**Material to process**
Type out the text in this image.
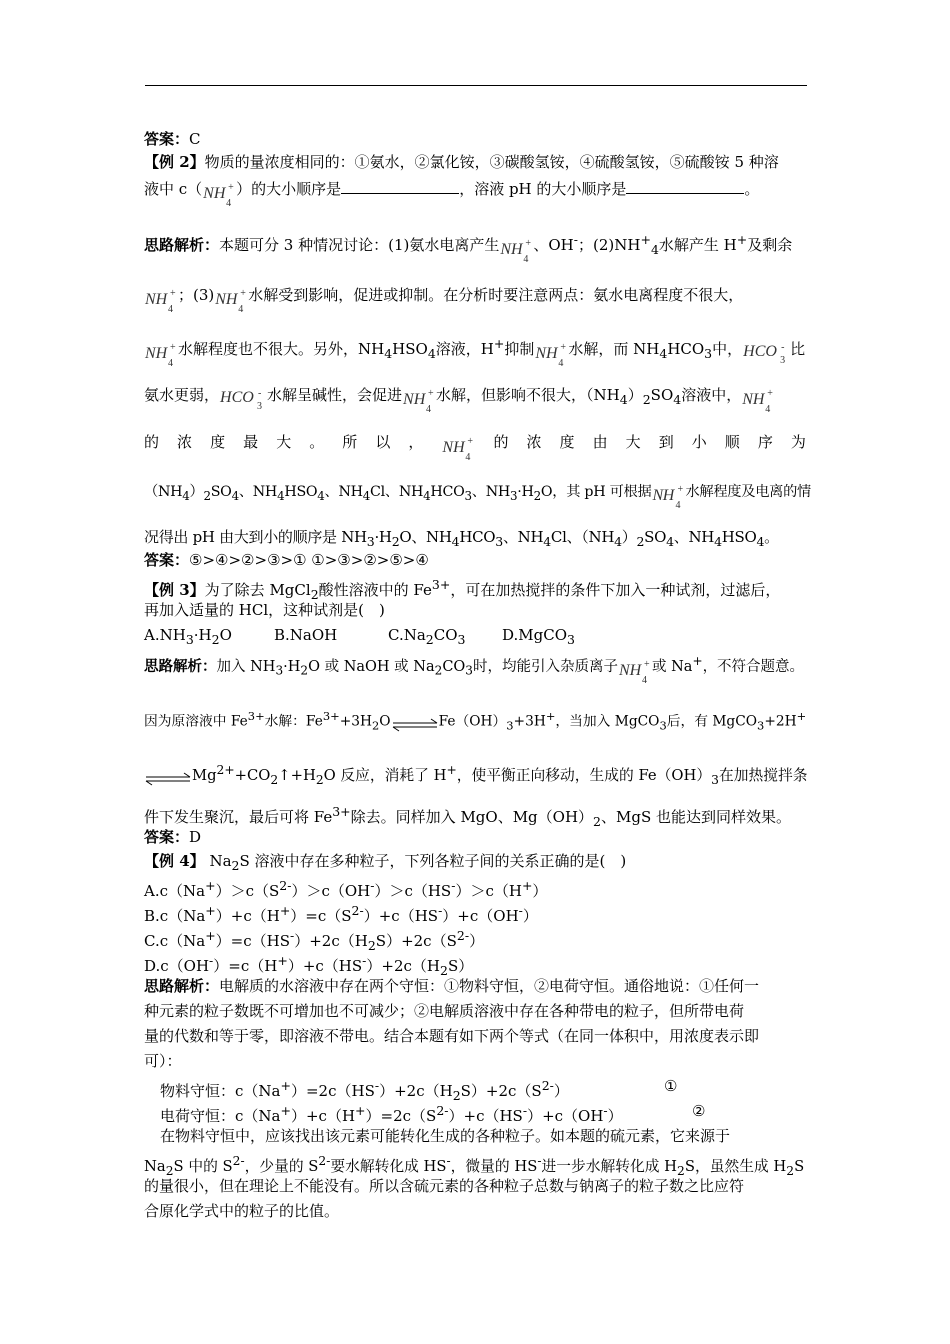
答案：C
【例 2】物质的量浓度相同的：①氨水，②氯化铵，③碳酸氢铵，④硫酸氢铵，⑤硫酸铵 5 种溶
液中 c（ NH +
4
）的大小顺序是	，溶液 pH 的大小顺序是	。
思路解析：本题可分 3 种情况讨论：(1)氨水电离产生 NH +
4
、OH-；$(2)NH^+_4$水解产生 H+及剩余
NH +
4
；(3) NH +
4
水解受到影响，促进或抑制。在分析时要注意两点：氨水电离程度不很大，
NH +
4
水解程度也不很大。另外，$NH_4HSO_4$溶液，H+抑制 NH +
4
水解，而 $NH_4HCO_3$中， HCO -
3
比
氨水更弱， HCO -
3
水解呈碱性，会促进 NH +
4
水解，但影响不很大，$(NH_4)_2SO_4$溶液中， NH +
4
的 浓 度 最 大 。 所 以 ， NH +
4
的 浓 度 由 大 到 小 顺 序 为
$(NH_4)_2SO_4$、$NH_4HSO_4$、$NH_4Cl$、$NH_4HCO_3$、$NH_3\cdot H_2O$，其 pH 可根据 NH +
4
水解程度及电离的情
况得出 pH 由大到小的顺序是 $NH_3\cdot H_2O$、$NH_4HCO_3$、$NH_4Cl$、$(NH_4)_2SO_4$、$NH_4HSO_4$。
答案：⑤>④>②>③>① ①>③>②>⑤>④
【例 3】为了除去 MgCl$_2$酸性溶液中的 $Fe^{3+}$，可在加热搅拌的条件下加入一种试剂，过滤后，
再加入适量的 HCl，这种试剂是(　)
$A.NH_3\cdot H_2O$	B.NaOH	$C.Na_2CO_3$ D.MgCO$_3$
思路解析：加入 $NH_3\cdot H_2O$ 或 NaOH 或 $Na_2CO_3$时，均能引入杂质离子 NH +
4
或 Na+，不符合题意。
因为原溶液中 $Fe^{3+}$水解：$Fe^{3+}+3H_2O\rightleftharpoons Fe(OH)_3+3H^+$，当加入 MgCO$_3$后，有 MgCO$_3$+2H+
$\rightleftharpoons Mg^{2+}+CO_2↑+H_2O$ 反应，消耗了 H+，使平衡正向移动，生成的 $Fe(OH)_3$在加热搅拌条
件下发生聚沉，最后可将 $Fe^{3+}$除去。同样加入 MgO、$Mg(OH)_2$、MgS 也能达到同样效果。
答案：D
【例 4】 $Na_2S$ 溶液中存在多种粒子，下列各粒子间的关系正确的是(　)
$A.c(Na^+)>c(S^{2-})>c(OH^-)>c(HS^-)>c(H^+)$
$B.c(Na^+)+c(H^+)=c(S^{2-})+c(HS^-)+c(OH^-)$
$C.c(Na^+)=c(HS^-)+2c(H_2S)+2c(S^{2-})$
$D.c(OH^-)=c(H^+)+c(HS^-)+2c(H_2S)$
思路解析：电解质的水溶液中存在两个守恒：①物料守恒，②电荷守恒。通俗地说：①任何一
种元素的粒子数既不可增加也不可减少；②电解质溶液中存在各种带电的粒子，但所带电荷
量的代数和等于零，即溶液不带电。结合本题有如下两个等式（在同一体积中，用浓度表示即
可）：
物料守恒：$c(Na^+)=2c(HS^-)+2c(H_2S)+2c(S^{2-})$	①
电荷守恒：$c(Na^+)+c(H^+)=2c(S^{2-})+c(HS^-)+c(OH^-)$	②
在物料守恒中，应该找出该元素可能转化生成的各种粒子。如本题的硫元素，它来源于
$Na_2S$ 中的 $S^{2-}$，少量的 $S^{2-}$要水解转化成 HS-，微量的 HS-进一步水解转化成 $H_2S$，虽然生成 $H_2S$
的量很小，但在理论上不能没有。所以含硫元素的各种粒子总数与钠离子的粒子数之比应符
合原化学式中的粒子的比值。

**Requirement**
In the listing, find each line with the string "MgCO" and copy it.

**Completed task**
$A.NH_3\cdot H_2O$	B.NaOH	$C.Na_2CO_3$ D.MgCO$_3$
因为原溶液中 $Fe^{3+}$水解：$Fe^{3+}+3H_2O\rightleftharpoons Fe(OH)_3+3H^+$，当加入 MgCO$_3$后，有 MgCO$_3$+2H+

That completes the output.